# [Problem to work on]
Copy each line in which the string "name" occurs.
──────── Data entries
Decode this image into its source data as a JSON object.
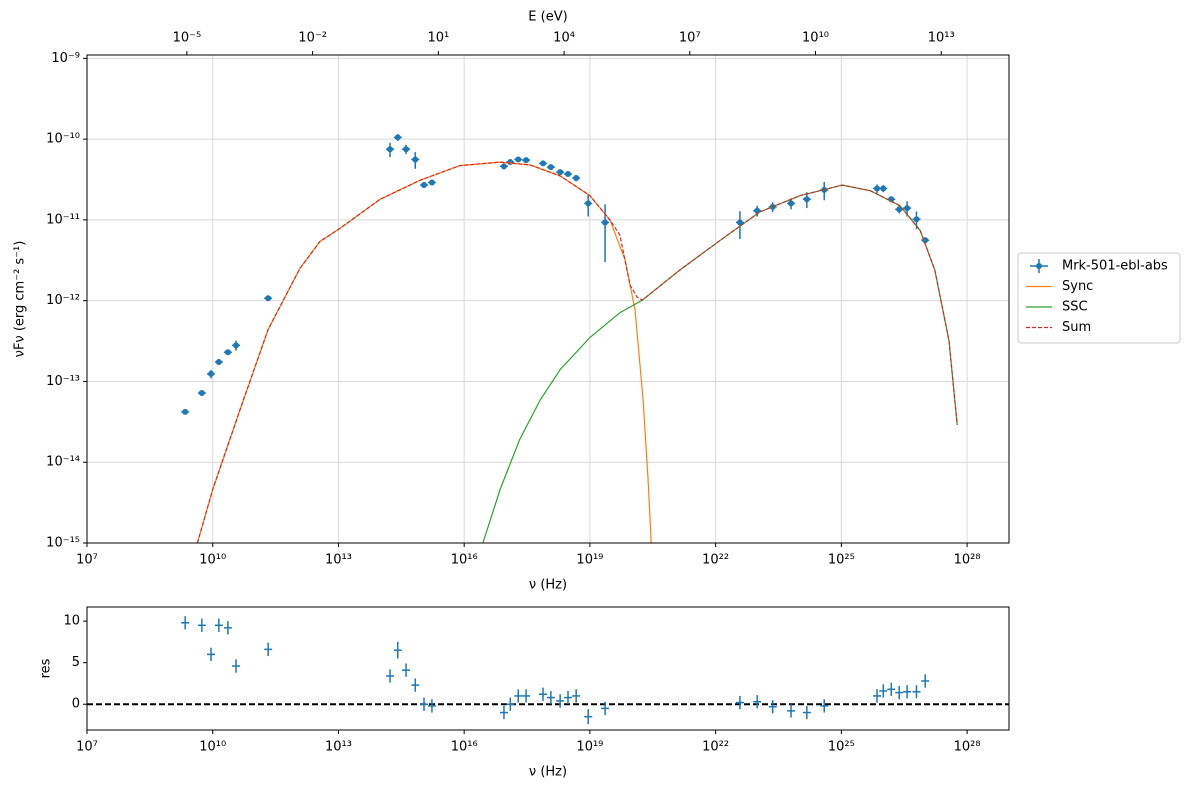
{
  "chart_data": [
    {
      "type": "sed",
      "xlabel": "ν  (Hz)",
      "ylabel": "νFν  (erg cm⁻²  s⁻¹)",
      "x2label": "E (eV)",
      "xlog": true,
      "ylog": true,
      "grid": true,
      "legend": "outside right",
      "xlim": [
        10000000.0,
        1e+29
      ],
      "ylim": [
        1e-15,
        1.1e-09
      ],
      "xticks": [
        {
          "value": 10000000.0,
          "label": "10⁷"
        },
        {
          "value": 10000000000.0,
          "label": "10¹⁰"
        },
        {
          "value": 10000000000000.0,
          "label": "10¹³"
        },
        {
          "value": 1e+16,
          "label": "10¹⁶"
        },
        {
          "value": 1e+19,
          "label": "10¹⁹"
        },
        {
          "value": 1e+22,
          "label": "10²²"
        },
        {
          "value": 1e+25,
          "label": "10²⁵"
        },
        {
          "value": 1e+28,
          "label": "10²⁸"
        }
      ],
      "yticks": [
        {
          "value": 1e-15,
          "label": "10⁻¹⁵"
        },
        {
          "value": 1e-14,
          "label": "10⁻¹⁴"
        },
        {
          "value": 1e-13,
          "label": "10⁻¹³"
        },
        {
          "value": 1e-12,
          "label": "10⁻¹²"
        },
        {
          "value": 1e-11,
          "label": "10⁻¹¹"
        },
        {
          "value": 1e-10,
          "label": "10⁻¹⁰"
        },
        {
          "value": 1e-09,
          "label": "10⁻⁹"
        }
      ],
      "x2lim": [
        4.136e-08,
        413600000000000.0
      ],
      "x2ticks": [
        {
          "value": 1e-05,
          "label": "10⁻⁵"
        },
        {
          "value": 0.01,
          "label": "10⁻²"
        },
        {
          "value": 10,
          "label": "10¹"
        },
        {
          "value": 10000.0,
          "label": "10⁴"
        },
        {
          "value": 10000000.0,
          "label": "10⁷"
        },
        {
          "value": 10000000000.0,
          "label": "10¹⁰"
        },
        {
          "value": 10000000000000.0,
          "label": "10¹³"
        }
      ],
      "series": [
        {
          "name": "Mrk-501-ebl-abs",
          "color": "#1f77b4",
          "style": "errorbar",
          "marker": "circle",
          "x": [
            2200000000.0,
            5500000000.0,
            9100000000.0,
            14000000000.0,
            23000000000.0,
            36000000000.0,
            210000000000.0,
            170000000000000.0,
            260000000000000.0,
            410000000000000.0,
            680000000000000.0,
            1100000000000000.0,
            1700000000000000.0,
            8.9e+16,
            1.26e+17,
            1.95e+17,
            3e+17,
            7.6e+17,
            1.17e+18,
            1.95e+18,
            3e+18,
            4.7e+18,
            9.1e+18,
            2.3e+19,
            3.8e+22,
            9.8e+22,
            2.3e+23,
            6.3e+23,
            1.5e+24,
            3.9e+24,
            7.1e+25,
            1e+26,
            1.55e+26,
            2.4e+26,
            3.7e+26,
            6.2e+26,
            1e+27
          ],
          "values": [
            4.2e-14,
            7.2e-14,
            1.24e-13,
            1.74e-13,
            2.3e-13,
            2.8e-13,
            1.07e-12,
            7.5e-11,
            1.05e-10,
            7.5e-11,
            5.6e-11,
            2.7e-11,
            2.9e-11,
            4.6e-11,
            5.2e-11,
            5.6e-11,
            5.5e-11,
            5e-11,
            4.5e-11,
            3.9e-11,
            3.7e-11,
            3.3e-11,
            1.6e-11,
            9.3e-12,
            9.3e-12,
            1.3e-11,
            1.45e-11,
            1.6e-11,
            1.8e-11,
            2.35e-11,
            2.45e-11,
            2.45e-11,
            1.8e-11,
            1.35e-11,
            1.4e-11,
            1.02e-11,
            5.6e-12
          ],
          "errors": [
            3e-15,
            5e-15,
            1.5e-14,
            1.2e-14,
            1.5e-14,
            4e-14,
            8e-14,
            1.5e-11,
            1e-11,
            1e-11,
            1.3e-11,
            2e-12,
            2e-12,
            4e-12,
            3e-12,
            4e-12,
            3e-12,
            3e-12,
            3e-12,
            3e-12,
            2e-12,
            3e-12,
            5e-12,
            6.3e-12,
            3.5e-12,
            2e-12,
            2e-12,
            2.5e-12,
            4e-12,
            6e-12,
            3e-12,
            2.5e-12,
            1.5e-12,
            1.5e-12,
            3e-12,
            2.5e-12,
            5e-13
          ]
        },
        {
          "name": "Sync",
          "color": "#ff7f0e",
          "style": "solid",
          "x": [
            4300000000.0,
            10000000000.0,
            45000000000.0,
            210000000000.0,
            1200000000000.0,
            3600000000000.0,
            11000000000000.0,
            98000000000000.0,
            890000000000000.0,
            7900000000000000.0,
            7.2e+16,
            3.7e+17,
            1.95e+18,
            1e+19,
            3e+19,
            6.9e+19,
            1.2e+20,
            1.86e+20,
            2.45e+20,
            2.9e+20
          ],
          "values": [
            1e-15,
            4.6e-15,
            4.5e-14,
            4.4e-13,
            2.5e-12,
            5.4e-12,
            7.9e-12,
            1.8e-11,
            3.1e-11,
            4.7e-11,
            5.2e-11,
            4.8e-11,
            3.5e-11,
            2e-11,
            1e-11,
            3.2e-12,
            7.6e-13,
            5.9e-14,
            6e-15,
            1e-15
          ]
        },
        {
          "name": "SSC",
          "color": "#2ca02c",
          "style": "solid",
          "x": [
            2.8e+16,
            7.2e+16,
            2.1e+17,
            6.5e+17,
            1.95e+18,
            1e+19,
            5.2e+19,
            1.8e+20,
            1.4e+21,
            1.3e+22,
            1.15e+23,
            1.05e+24,
            1.05e+25,
            4.9e+25,
            2.5e+26,
            7.6e+26,
            1.7e+27,
            3.7e+27,
            5.8e+27
          ],
          "values": [
            1e-15,
            4.6e-15,
            1.9e-14,
            5.9e-14,
            1.4e-13,
            3.5e-13,
            7.1e-13,
            1.02e-12,
            2.4e-12,
            5.6e-12,
            1.26e-11,
            2e-11,
            2.7e-11,
            2.3e-11,
            1.5e-11,
            7.4e-12,
            2.4e-12,
            3.2e-13,
            2.9e-14
          ]
        },
        {
          "name": "Sum",
          "color": "#d62728",
          "style": "dashed",
          "x": [
            4300000000.0,
            10000000000.0,
            45000000000.0,
            210000000000.0,
            1200000000000.0,
            3600000000000.0,
            11000000000000.0,
            98000000000000.0,
            890000000000000.0,
            7900000000000000.0,
            7.2e+16,
            3.7e+17,
            1.95e+18,
            1e+19,
            3e+19,
            5.2e+19,
            9.1e+19,
            1.35e+20,
            1.8e+20,
            1.4e+21,
            1.3e+22,
            1.15e+23,
            1.05e+24,
            1.05e+25,
            4.9e+25,
            2.5e+26,
            7.6e+26,
            1.7e+27,
            3.7e+27,
            5.8e+27
          ],
          "values": [
            1e-15,
            4.6e-15,
            4.5e-14,
            4.4e-13,
            2.5e-12,
            5.4e-12,
            7.9e-12,
            1.8e-11,
            3.1e-11,
            4.7e-11,
            5.2e-11,
            4.8e-11,
            3.5e-11,
            2e-11,
            1e-11,
            6.5e-12,
            1.55e-12,
            1.1e-12,
            1.02e-12,
            2.4e-12,
            5.6e-12,
            1.26e-11,
            2e-11,
            2.7e-11,
            2.3e-11,
            1.5e-11,
            7.4e-12,
            2.4e-12,
            3.2e-13,
            2.9e-14
          ]
        }
      ]
    },
    {
      "type": "residual",
      "xlabel": "ν  (Hz)",
      "ylabel": "res",
      "xlog": true,
      "ylog": false,
      "grid": false,
      "reference_line": 0,
      "xlim": [
        10000000.0,
        1e+29
      ],
      "ylim": [
        -3.1,
        11.7
      ],
      "xticks": [
        {
          "value": 10000000.0,
          "label": "10⁷"
        },
        {
          "value": 10000000000.0,
          "label": "10¹⁰"
        },
        {
          "value": 10000000000000.0,
          "label": "10¹³"
        },
        {
          "value": 1e+16,
          "label": "10¹⁶"
        },
        {
          "value": 1e+19,
          "label": "10¹⁹"
        },
        {
          "value": 1e+22,
          "label": "10²²"
        },
        {
          "value": 1e+25,
          "label": "10²⁵"
        },
        {
          "value": 1e+28,
          "label": "10²⁸"
        }
      ],
      "yticks": [
        0,
        5,
        10
      ],
      "series": [
        {
          "color": "#1f77b4",
          "style": "errorbar",
          "marker": "plus",
          "x": [
            2200000000.0,
            5500000000.0,
            9100000000.0,
            14000000000.0,
            23000000000.0,
            36000000000.0,
            210000000000.0,
            170000000000000.0,
            260000000000000.0,
            410000000000000.0,
            680000000000000.0,
            1100000000000000.0,
            1700000000000000.0,
            8.9e+16,
            1.26e+17,
            1.95e+17,
            3e+17,
            7.6e+17,
            1.17e+18,
            1.95e+18,
            3e+18,
            4.7e+18,
            9.1e+18,
            2.3e+19,
            3.8e+22,
            9.8e+22,
            2.3e+23,
            6.3e+23,
            1.5e+24,
            3.9e+24,
            7.1e+25,
            1e+26,
            1.55e+26,
            2.4e+26,
            3.7e+26,
            6.2e+26,
            1e+27
          ],
          "values": [
            9.8,
            9.5,
            6,
            9.5,
            9.2,
            4.6,
            6.6,
            3.4,
            6.5,
            4.1,
            2.3,
            0,
            -0.2,
            -1,
            0,
            1,
            1,
            1.2,
            0.8,
            0.4,
            0.8,
            1,
            -1.5,
            -0.5,
            0.2,
            0.3,
            -0.3,
            -0.8,
            -1,
            -0.2,
            1,
            1.6,
            1.8,
            1.4,
            1.5,
            1.5,
            2.8
          ],
          "errors": [
            0.8,
            0.8,
            0.8,
            0.8,
            0.8,
            0.8,
            0.8,
            0.8,
            1.0,
            0.8,
            0.8,
            0.8,
            0.8,
            0.8,
            0.8,
            0.8,
            0.8,
            0.8,
            0.8,
            0.8,
            0.8,
            0.8,
            0.9,
            0.8,
            0.8,
            0.8,
            0.8,
            0.8,
            0.8,
            0.8,
            0.8,
            0.8,
            0.8,
            0.8,
            0.8,
            0.8,
            0.8
          ]
        }
      ]
    }
  ]
}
────────────────
# [Answer to the exercise]
          "name": "Mrk-501-ebl-abs",
          "name": "Sync",
          "name": "SSC",
          "name": "Sum",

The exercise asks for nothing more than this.